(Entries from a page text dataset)
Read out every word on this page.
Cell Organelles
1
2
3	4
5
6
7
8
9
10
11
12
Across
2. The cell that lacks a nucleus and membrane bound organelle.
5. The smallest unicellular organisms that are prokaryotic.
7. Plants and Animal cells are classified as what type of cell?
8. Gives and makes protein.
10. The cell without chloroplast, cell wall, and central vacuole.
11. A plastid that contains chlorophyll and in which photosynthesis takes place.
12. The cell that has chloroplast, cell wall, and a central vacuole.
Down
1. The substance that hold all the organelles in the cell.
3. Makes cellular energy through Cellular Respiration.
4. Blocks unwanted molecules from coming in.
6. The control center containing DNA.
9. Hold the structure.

*Exercise description*
After reading the lines above, reproduce them all exactly.

*Expected output*
Read out every word on this page.
Cell Organelles
1
2
3	4
5
6
7
8
9
10
11
12
Across
2. The cell that lacks a nucleus and membrane bound organelle.
5. The smallest unicellular organisms that are prokaryotic.
7. Plants and Animal cells are classified as what type of cell?
8. Gives and makes protein.
10. The cell without chloroplast, cell wall, and central vacuole.
11. A plastid that contains chlorophyll and in which photosynthesis takes place.
12. The cell that has chloroplast, cell wall, and a central vacuole.
Down
1. The substance that hold all the organelles in the cell.
3. Makes cellular energy through Cellular Respiration.
4. Blocks unwanted molecules from coming in.
6. The control center containing DNA.
9. Hold the structure.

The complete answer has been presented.